Send each entry back exactly as given, pictures excluded.

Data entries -
<<<<
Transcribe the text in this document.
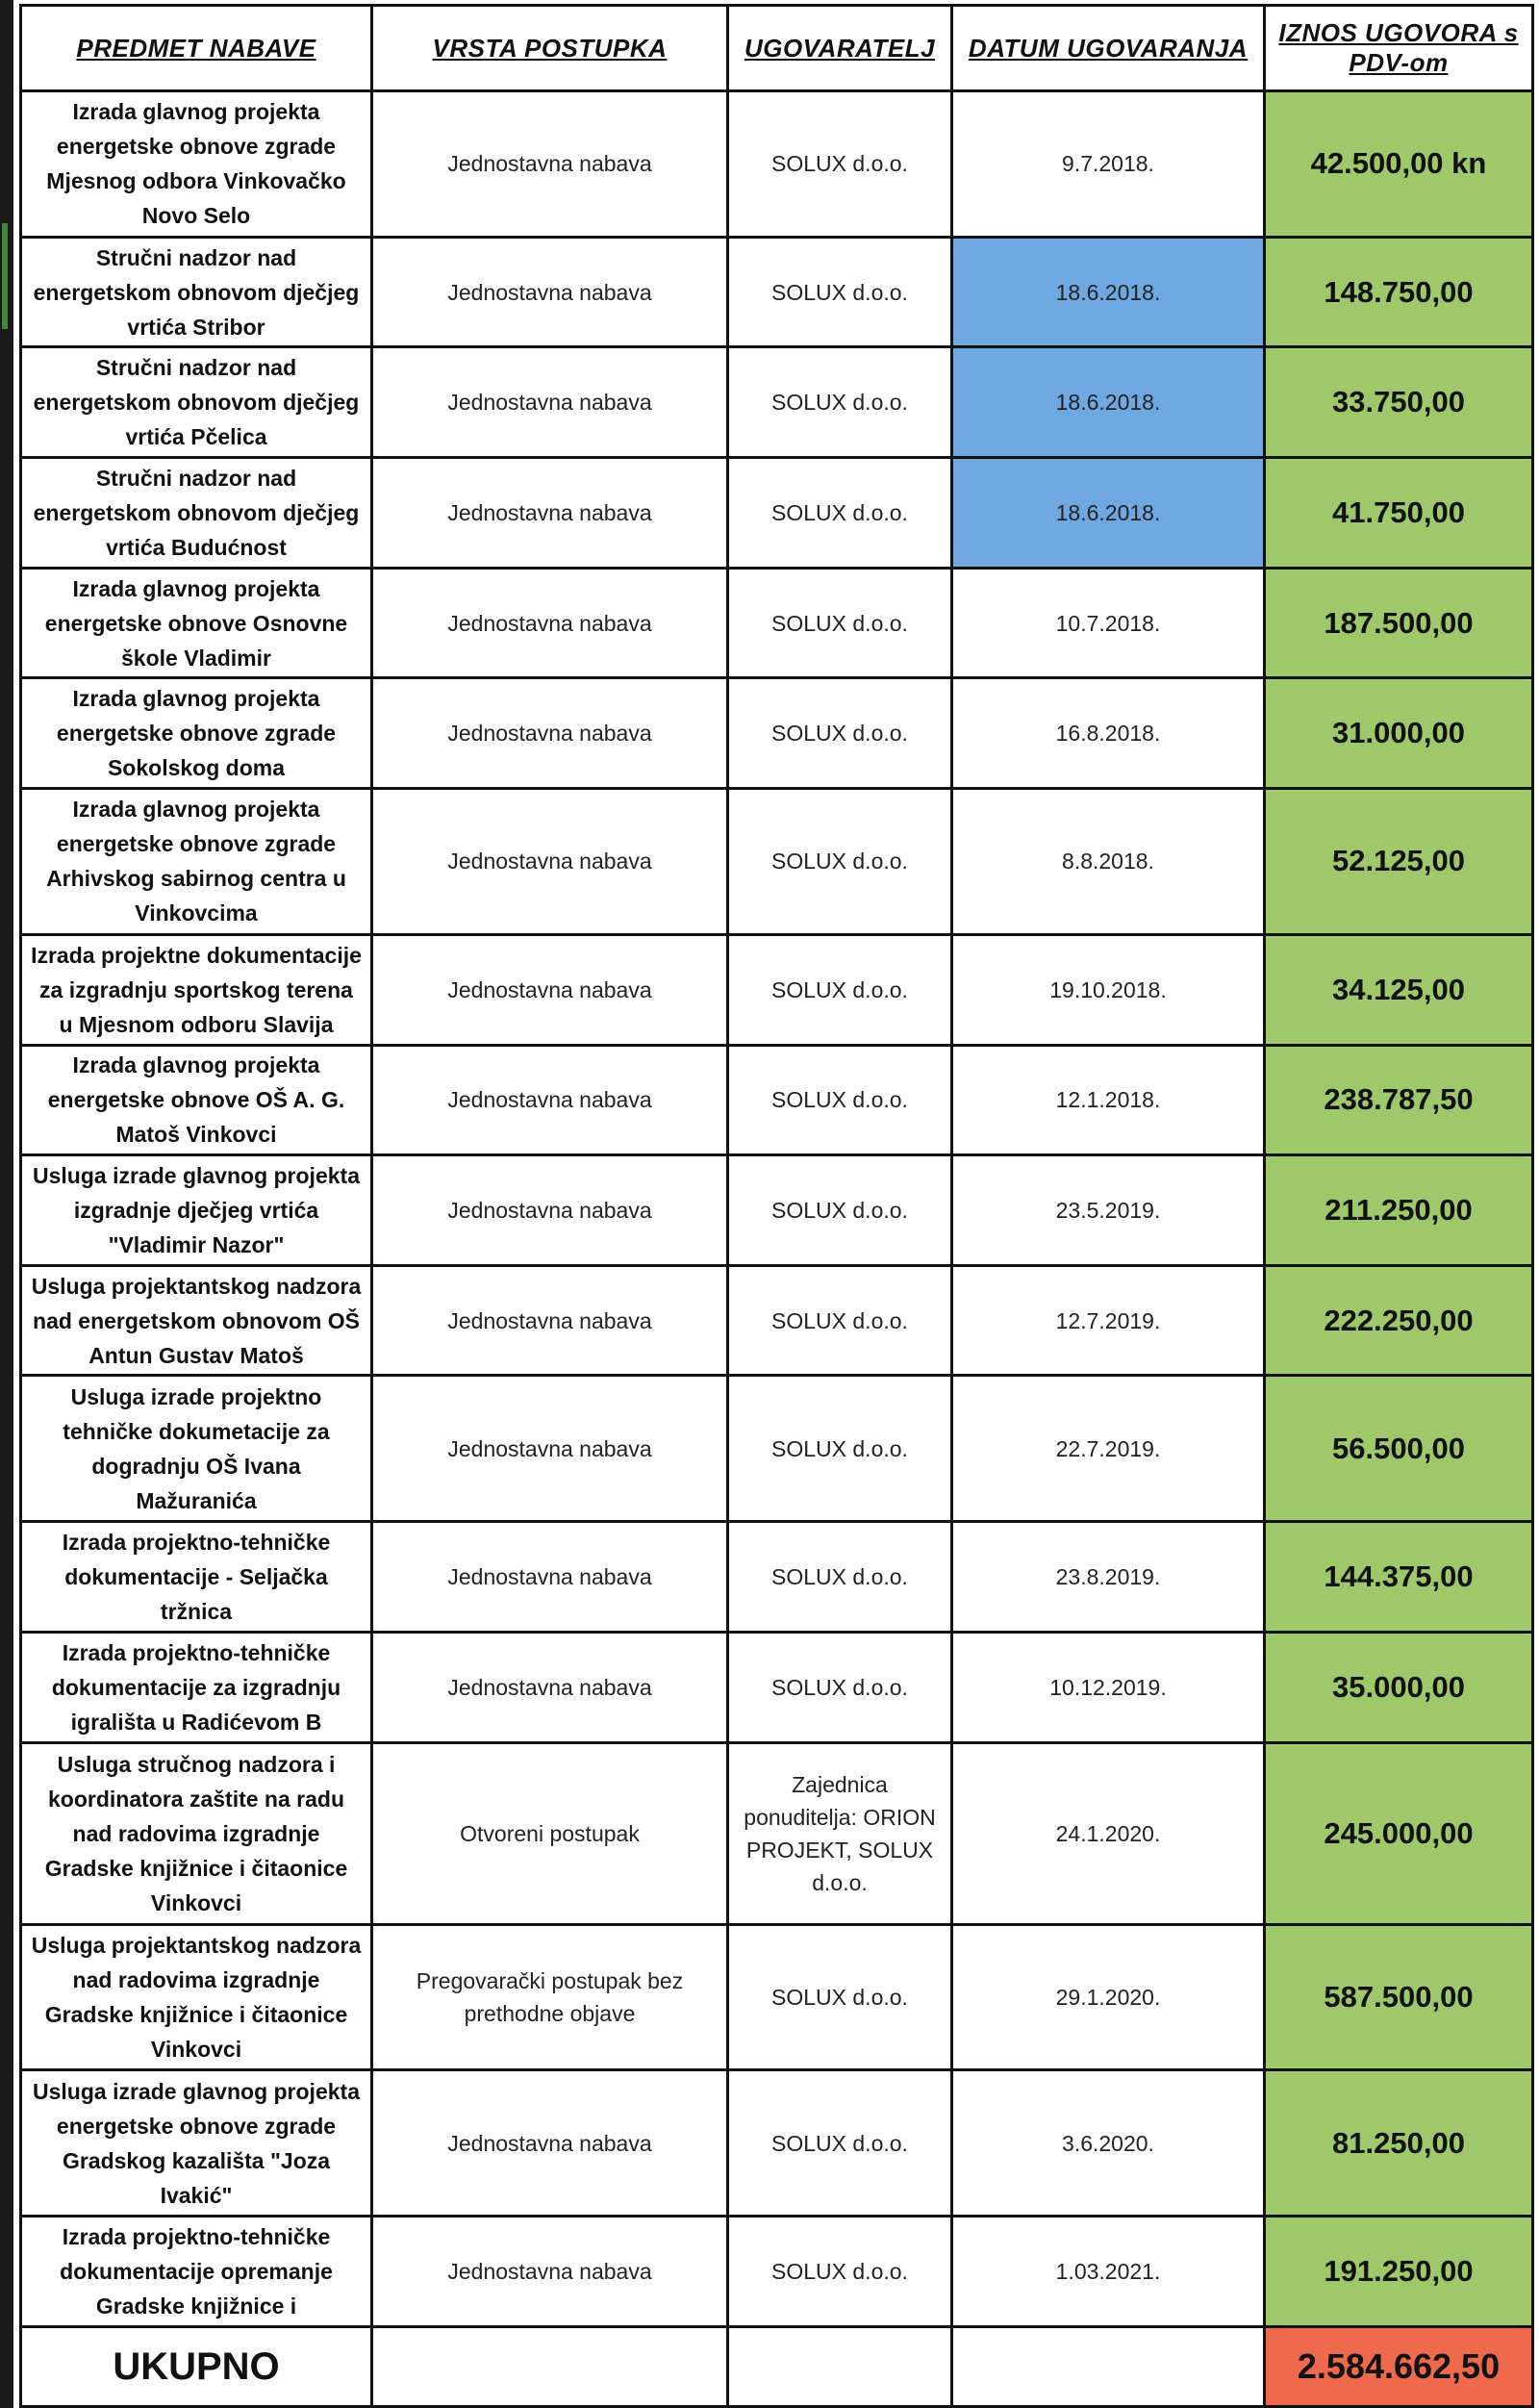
PREDMET NABAVE	VRSTA POSTUPKA	UGOVARATELJ	DATUM UGOVARANJA	IZNOS UGOVORA s PDV-om
Izrada glavnog projekta energetske obnove zgrade Mjesnog odbora Vinkovačko Novo Selo	Jednostavna nabava	SOLUX d.o.o.	9.7.2018.	42.500,00 kn
Stručni nadzor nad energetskom obnovom dječjeg vrtića Stribor	Jednostavna nabava	SOLUX d.o.o.	18.6.2018.	148.750,00
Stručni nadzor nad energetskom obnovom dječjeg vrtića Pčelica	Jednostavna nabava	SOLUX d.o.o.	18.6.2018.	33.750,00
Stručni nadzor nad energetskom obnovom dječjeg vrtića Budućnost	Jednostavna nabava	SOLUX d.o.o.	18.6.2018.	41.750,00
Izrada glavnog projekta energetske obnove Osnovne škole Vladimir	Jednostavna nabava	SOLUX d.o.o.	10.7.2018.	187.500,00
Izrada glavnog projekta energetske obnove zgrade Sokolskog doma	Jednostavna nabava	SOLUX d.o.o.	16.8.2018.	31.000,00
Izrada glavnog projekta energetske obnove zgrade Arhivskog sabirnog centra u Vinkovcima	Jednostavna nabava	SOLUX d.o.o.	8.8.2018.	52.125,00
Izrada projektne dokumentacije za izgradnju sportskog terena u Mjesnom odboru Slavija	Jednostavna nabava	SOLUX d.o.o.	19.10.2018.	34.125,00
Izrada glavnog projekta energetske obnove OŠ A. G. Matoš Vinkovci	Jednostavna nabava	SOLUX d.o.o.	12.1.2018.	238.787,50
Usluga izrade glavnog projekta izgradnje dječjeg vrtića "Vladimir Nazor"	Jednostavna nabava	SOLUX d.o.o.	23.5.2019.	211.250,00
Usluga projektantskog nadzora nad energetskom obnovom OŠ Antun Gustav Matoš	Jednostavna nabava	SOLUX d.o.o.	12.7.2019.	222.250,00
Usluga izrade projektno tehničke dokumetacije za dogradnju OŠ Ivana Mažuranića	Jednostavna nabava	SOLUX d.o.o.	22.7.2019.	56.500,00
Izrada projektno-tehničke dokumentacije - Seljačka tržnica	Jednostavna nabava	SOLUX d.o.o.	23.8.2019.	144.375,00
Izrada projektno-tehničke dokumentacije za izgradnju igrališta u Radićevom B	Jednostavna nabava	SOLUX d.o.o.	10.12.2019.	35.000,00
Usluga stručnog nadzora i koordinatora zaštite na radu nad radovima izgradnje Gradske knjižnice i čitaonice Vinkovci	Otvoreni postupak	Zajednica ponuditelja: ORION PROJEKT, SOLUX d.o.o.	24.1.2020.	245.000,00
Usluga projektantskog nadzora nad radovima izgradnje Gradske knjižnice i čitaonice Vinkovci	Pregovarački postupak bez prethodne objave	SOLUX d.o.o.	29.1.2020.	587.500,00
Usluga izrade glavnog projekta energetske obnove zgrade Gradskog kazališta "Joza Ivakić"	Jednostavna nabava	SOLUX d.o.o.	3.6.2020.	81.250,00
Izrada projektno-tehničke dokumentacije opremanje Gradske knjižnice i	Jednostavna nabava	SOLUX d.o.o.	1.03.2021.	191.250,00
UKUPNO				2.584.662,50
>>>>
Result -
Transcribe the text in this document.
PREDMET NABAVE	VRSTA POSTUPKA	UGOVARATELJ	DATUM UGOVARANJA	IZNOS UGOVORA s PDV-om
Izrada glavnog projekta energetske obnove zgrade Mjesnog odbora Vinkovačko Novo Selo	Jednostavna nabava	SOLUX d.o.o.	9.7.2018.	42.500,00 kn
Stručni nadzor nad energetskom obnovom dječjeg vrtića Stribor	Jednostavna nabava	SOLUX d.o.o.	18.6.2018.	148.750,00
Stručni nadzor nad energetskom obnovom dječjeg vrtića Pčelica	Jednostavna nabava	SOLUX d.o.o.	18.6.2018.	33.750,00
Stručni nadzor nad energetskom obnovom dječjeg vrtića Budućnost	Jednostavna nabava	SOLUX d.o.o.	18.6.2018.	41.750,00
Izrada glavnog projekta energetske obnove Osnovne škole Vladimir	Jednostavna nabava	SOLUX d.o.o.	10.7.2018.	187.500,00
Izrada glavnog projekta energetske obnove zgrade Sokolskog doma	Jednostavna nabava	SOLUX d.o.o.	16.8.2018.	31.000,00
Izrada glavnog projekta energetske obnove zgrade Arhivskog sabirnog centra u Vinkovcima	Jednostavna nabava	SOLUX d.o.o.	8.8.2018.	52.125,00
Izrada projektne dokumentacije za izgradnju sportskog terena u Mjesnom odboru Slavija	Jednostavna nabava	SOLUX d.o.o.	19.10.2018.	34.125,00
Izrada glavnog projekta energetske obnove OŠ A. G. Matoš Vinkovci	Jednostavna nabava	SOLUX d.o.o.	12.1.2018.	238.787,50
Usluga izrade glavnog projekta izgradnje dječjeg vrtića "Vladimir Nazor"	Jednostavna nabava	SOLUX d.o.o.	23.5.2019.	211.250,00
Usluga projektantskog nadzora nad energetskom obnovom OŠ Antun Gustav Matoš	Jednostavna nabava	SOLUX d.o.o.	12.7.2019.	222.250,00
Usluga izrade projektno tehničke dokumetacije za dogradnju OŠ Ivana Mažuranića	Jednostavna nabava	SOLUX d.o.o.	22.7.2019.	56.500,00
Izrada projektno-tehničke dokumentacije - Seljačka tržnica	Jednostavna nabava	SOLUX d.o.o.	23.8.2019.	144.375,00
Izrada projektno-tehničke dokumentacije za izgradnju igrališta u Radićevom B	Jednostavna nabava	SOLUX d.o.o.	10.12.2019.	35.000,00
Usluga stručnog nadzora i koordinatora zaštite na radu nad radovima izgradnje Gradske knjižnice i čitaonice Vinkovci	Otvoreni postupak	Zajednica ponuditelja: ORION PROJEKT, SOLUX d.o.o.	24.1.2020.	245.000,00
Usluga projektantskog nadzora nad radovima izgradnje Gradske knjižnice i čitaonice Vinkovci	Pregovarački postupak bez prethodne objave	SOLUX d.o.o.	29.1.2020.	587.500,00
Usluga izrade glavnog projekta energetske obnove zgrade Gradskog kazališta "Joza Ivakić"	Jednostavna nabava	SOLUX d.o.o.	3.6.2020.	81.250,00
Izrada projektno-tehničke dokumentacije opremanje Gradske knjižnice i	Jednostavna nabava	SOLUX d.o.o.	1.03.2021.	191.250,00
UKUPNO				2.584.662,50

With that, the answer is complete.